-------- DATA SHOWN --------

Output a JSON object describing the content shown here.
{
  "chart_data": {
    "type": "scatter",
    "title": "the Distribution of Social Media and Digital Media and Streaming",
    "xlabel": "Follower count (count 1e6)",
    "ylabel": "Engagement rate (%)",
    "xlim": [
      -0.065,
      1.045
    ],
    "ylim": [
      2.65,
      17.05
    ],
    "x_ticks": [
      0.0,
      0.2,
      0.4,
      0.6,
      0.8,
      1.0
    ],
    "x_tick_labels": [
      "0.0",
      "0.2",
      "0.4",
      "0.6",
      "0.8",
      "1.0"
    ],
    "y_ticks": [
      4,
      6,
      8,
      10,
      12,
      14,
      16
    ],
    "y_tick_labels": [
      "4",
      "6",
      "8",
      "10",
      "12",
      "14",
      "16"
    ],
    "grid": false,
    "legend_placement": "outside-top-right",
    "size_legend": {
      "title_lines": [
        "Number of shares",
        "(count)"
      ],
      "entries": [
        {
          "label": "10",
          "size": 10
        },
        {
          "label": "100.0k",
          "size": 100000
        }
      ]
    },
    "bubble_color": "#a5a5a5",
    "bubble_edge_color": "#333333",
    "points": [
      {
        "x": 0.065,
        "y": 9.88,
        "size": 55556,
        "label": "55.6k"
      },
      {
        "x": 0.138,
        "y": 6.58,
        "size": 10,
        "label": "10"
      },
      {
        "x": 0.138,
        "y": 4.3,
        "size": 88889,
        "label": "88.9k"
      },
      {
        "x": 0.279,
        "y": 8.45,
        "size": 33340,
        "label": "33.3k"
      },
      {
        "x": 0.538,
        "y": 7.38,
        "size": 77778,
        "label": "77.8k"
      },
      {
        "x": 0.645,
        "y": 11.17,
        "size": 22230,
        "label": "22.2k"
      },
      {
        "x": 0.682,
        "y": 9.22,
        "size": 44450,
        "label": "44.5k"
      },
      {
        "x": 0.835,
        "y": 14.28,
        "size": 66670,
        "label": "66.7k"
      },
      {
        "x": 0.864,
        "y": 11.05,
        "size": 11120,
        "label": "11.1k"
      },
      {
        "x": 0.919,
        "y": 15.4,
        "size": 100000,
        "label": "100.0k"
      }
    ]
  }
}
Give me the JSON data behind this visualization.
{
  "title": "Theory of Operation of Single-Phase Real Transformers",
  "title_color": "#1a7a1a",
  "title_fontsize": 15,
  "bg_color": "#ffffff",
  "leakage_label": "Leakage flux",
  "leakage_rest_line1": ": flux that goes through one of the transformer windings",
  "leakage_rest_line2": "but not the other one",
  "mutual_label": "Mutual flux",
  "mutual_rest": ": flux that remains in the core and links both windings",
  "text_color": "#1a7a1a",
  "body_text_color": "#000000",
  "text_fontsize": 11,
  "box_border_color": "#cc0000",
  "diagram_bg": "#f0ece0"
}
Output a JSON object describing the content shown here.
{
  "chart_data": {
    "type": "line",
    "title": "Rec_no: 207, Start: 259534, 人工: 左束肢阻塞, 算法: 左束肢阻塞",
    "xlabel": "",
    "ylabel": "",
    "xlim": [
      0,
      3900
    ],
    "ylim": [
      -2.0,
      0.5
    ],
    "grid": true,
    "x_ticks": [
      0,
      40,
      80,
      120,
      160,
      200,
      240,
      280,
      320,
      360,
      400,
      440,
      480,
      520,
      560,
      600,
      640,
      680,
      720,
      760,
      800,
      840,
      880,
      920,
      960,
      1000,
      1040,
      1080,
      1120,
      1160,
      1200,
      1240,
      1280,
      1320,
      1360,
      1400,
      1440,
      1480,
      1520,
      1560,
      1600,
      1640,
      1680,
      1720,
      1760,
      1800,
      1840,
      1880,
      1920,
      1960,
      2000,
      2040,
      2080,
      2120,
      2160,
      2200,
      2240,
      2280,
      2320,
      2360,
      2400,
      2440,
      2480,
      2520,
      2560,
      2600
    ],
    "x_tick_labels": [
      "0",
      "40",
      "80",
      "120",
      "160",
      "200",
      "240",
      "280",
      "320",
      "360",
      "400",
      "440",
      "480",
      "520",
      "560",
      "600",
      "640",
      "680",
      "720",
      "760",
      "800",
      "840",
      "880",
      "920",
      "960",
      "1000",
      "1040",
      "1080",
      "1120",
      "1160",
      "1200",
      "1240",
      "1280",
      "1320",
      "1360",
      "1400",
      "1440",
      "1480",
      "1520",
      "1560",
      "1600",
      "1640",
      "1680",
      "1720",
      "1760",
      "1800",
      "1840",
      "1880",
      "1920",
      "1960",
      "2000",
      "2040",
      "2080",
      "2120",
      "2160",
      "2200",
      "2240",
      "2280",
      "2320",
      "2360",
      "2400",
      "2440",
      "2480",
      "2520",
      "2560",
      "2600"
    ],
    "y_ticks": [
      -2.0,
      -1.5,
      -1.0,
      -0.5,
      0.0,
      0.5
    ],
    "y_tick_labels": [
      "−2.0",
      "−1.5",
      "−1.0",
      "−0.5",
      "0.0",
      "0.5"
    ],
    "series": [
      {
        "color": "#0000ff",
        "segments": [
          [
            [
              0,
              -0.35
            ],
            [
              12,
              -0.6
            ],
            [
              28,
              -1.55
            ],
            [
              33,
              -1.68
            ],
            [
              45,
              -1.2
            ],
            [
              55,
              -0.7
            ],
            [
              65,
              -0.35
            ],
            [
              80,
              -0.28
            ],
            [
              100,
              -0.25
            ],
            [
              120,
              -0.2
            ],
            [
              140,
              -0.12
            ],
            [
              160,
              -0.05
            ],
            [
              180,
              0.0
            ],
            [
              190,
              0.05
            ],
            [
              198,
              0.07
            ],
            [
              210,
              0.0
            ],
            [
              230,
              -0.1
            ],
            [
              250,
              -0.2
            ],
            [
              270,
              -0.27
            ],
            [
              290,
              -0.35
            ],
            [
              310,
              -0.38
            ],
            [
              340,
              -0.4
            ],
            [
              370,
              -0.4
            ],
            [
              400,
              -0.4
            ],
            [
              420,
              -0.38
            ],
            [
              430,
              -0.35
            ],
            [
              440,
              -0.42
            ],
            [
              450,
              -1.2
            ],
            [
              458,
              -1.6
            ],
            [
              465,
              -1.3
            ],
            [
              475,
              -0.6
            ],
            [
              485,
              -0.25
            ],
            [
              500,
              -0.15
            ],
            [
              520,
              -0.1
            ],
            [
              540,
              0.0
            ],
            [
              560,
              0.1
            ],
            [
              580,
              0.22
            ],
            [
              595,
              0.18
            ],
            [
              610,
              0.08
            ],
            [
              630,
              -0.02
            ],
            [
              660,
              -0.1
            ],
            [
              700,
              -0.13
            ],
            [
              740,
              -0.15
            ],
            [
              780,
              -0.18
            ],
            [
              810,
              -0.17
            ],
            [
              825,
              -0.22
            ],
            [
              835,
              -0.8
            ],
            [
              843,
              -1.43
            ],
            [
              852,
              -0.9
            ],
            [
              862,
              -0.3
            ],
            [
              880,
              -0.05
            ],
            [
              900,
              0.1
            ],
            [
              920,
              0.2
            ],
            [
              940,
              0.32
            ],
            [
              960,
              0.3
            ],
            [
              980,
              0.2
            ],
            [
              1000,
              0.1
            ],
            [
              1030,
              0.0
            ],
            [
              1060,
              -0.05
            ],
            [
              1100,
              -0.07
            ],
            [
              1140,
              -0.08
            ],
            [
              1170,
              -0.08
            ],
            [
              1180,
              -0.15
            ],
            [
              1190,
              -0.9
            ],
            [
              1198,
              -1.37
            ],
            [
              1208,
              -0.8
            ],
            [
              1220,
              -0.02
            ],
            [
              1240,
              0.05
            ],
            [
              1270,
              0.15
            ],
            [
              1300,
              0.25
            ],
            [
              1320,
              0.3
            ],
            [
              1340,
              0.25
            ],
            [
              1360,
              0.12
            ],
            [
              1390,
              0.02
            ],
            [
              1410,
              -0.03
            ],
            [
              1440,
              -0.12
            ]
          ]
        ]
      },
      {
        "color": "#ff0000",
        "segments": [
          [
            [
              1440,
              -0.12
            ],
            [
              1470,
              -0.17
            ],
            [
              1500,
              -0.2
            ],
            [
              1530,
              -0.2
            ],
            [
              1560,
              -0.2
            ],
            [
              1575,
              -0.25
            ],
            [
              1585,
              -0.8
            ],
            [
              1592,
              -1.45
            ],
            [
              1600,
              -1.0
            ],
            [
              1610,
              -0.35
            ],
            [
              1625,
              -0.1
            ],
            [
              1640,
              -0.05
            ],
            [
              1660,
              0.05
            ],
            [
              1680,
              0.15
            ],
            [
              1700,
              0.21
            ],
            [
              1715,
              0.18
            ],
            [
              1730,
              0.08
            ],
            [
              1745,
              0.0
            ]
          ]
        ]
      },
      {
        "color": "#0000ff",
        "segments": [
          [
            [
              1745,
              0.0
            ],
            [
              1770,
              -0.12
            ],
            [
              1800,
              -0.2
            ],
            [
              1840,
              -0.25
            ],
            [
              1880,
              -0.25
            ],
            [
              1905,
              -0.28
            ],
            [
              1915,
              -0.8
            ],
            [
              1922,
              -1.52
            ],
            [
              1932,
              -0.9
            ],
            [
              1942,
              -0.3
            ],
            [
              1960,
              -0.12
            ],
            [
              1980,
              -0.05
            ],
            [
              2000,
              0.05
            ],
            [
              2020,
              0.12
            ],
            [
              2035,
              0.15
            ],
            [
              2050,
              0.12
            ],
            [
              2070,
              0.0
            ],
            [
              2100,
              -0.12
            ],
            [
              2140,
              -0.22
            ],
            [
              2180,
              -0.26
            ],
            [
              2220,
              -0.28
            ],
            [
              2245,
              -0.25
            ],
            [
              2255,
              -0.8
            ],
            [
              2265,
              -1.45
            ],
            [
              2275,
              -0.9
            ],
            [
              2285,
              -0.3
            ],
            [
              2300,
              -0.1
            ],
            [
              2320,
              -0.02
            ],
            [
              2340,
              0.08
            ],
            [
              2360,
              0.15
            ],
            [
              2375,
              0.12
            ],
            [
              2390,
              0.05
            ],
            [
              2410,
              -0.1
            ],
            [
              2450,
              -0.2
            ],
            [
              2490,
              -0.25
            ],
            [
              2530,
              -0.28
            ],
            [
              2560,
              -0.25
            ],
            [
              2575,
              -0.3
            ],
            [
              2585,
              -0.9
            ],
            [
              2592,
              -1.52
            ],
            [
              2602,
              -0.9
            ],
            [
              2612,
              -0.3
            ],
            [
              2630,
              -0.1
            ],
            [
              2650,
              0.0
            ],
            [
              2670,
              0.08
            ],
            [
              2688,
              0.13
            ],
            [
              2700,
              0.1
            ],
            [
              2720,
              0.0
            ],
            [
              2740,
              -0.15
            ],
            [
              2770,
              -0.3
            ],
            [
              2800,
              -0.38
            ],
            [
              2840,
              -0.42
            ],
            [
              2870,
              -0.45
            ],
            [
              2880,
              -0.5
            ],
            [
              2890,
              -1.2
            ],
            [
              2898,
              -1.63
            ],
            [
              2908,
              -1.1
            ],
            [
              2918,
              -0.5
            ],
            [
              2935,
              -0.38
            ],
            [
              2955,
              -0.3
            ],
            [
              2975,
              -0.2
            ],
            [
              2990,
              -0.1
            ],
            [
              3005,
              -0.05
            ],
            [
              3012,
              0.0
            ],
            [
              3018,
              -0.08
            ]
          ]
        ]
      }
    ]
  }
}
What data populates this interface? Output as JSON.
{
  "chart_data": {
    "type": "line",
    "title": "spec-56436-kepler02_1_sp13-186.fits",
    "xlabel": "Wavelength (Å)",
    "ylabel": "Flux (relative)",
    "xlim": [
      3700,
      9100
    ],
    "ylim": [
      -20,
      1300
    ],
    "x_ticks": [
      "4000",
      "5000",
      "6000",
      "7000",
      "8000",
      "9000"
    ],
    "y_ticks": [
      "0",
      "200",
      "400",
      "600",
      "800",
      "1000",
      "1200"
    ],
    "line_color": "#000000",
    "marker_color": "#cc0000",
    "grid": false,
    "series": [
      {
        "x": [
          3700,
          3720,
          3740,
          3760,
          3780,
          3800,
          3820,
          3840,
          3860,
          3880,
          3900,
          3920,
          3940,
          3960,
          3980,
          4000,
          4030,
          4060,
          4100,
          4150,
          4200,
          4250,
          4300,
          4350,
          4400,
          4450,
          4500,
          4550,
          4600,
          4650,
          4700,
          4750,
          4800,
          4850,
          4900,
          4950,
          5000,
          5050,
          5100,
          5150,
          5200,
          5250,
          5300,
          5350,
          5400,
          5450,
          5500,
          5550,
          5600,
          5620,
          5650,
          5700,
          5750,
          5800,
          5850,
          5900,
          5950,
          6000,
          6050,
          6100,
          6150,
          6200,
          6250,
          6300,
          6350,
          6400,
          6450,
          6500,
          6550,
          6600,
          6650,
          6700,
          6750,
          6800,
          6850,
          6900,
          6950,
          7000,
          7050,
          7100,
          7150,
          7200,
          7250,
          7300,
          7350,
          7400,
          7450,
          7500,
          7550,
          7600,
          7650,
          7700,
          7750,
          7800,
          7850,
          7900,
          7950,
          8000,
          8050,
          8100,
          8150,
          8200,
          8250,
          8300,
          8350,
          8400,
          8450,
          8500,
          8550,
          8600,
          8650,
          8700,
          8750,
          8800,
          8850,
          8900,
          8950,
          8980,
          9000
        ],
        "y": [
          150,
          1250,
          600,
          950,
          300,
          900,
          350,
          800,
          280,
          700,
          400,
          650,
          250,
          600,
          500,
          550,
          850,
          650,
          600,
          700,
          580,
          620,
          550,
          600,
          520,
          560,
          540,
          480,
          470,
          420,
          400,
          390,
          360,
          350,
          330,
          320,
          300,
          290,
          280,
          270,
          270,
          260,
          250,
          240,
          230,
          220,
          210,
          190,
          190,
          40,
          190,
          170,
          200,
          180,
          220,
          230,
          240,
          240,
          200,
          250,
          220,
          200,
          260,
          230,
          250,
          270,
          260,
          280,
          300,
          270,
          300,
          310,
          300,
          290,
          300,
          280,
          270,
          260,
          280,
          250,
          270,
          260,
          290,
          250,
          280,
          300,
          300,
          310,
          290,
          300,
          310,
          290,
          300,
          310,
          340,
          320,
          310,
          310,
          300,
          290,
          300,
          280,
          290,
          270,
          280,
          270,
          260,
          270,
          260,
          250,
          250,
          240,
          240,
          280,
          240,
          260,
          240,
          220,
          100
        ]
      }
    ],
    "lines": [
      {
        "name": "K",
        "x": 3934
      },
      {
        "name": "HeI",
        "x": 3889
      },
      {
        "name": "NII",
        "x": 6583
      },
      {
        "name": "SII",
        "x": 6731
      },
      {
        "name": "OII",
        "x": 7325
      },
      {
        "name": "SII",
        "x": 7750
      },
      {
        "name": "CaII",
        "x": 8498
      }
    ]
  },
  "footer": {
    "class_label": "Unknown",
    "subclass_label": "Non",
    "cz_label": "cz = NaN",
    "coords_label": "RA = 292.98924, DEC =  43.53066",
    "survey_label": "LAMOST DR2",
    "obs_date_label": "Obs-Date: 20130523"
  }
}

--------

● **WHAT TO PRODUCE**: Copy out every line holding the string "that".

● **RESULT OF THIS TASK**:
  "leakage_rest_line1": ": flux that goes through one of the transformer windings",
  "mutual_rest": ": flux that remains in the core and links both windings",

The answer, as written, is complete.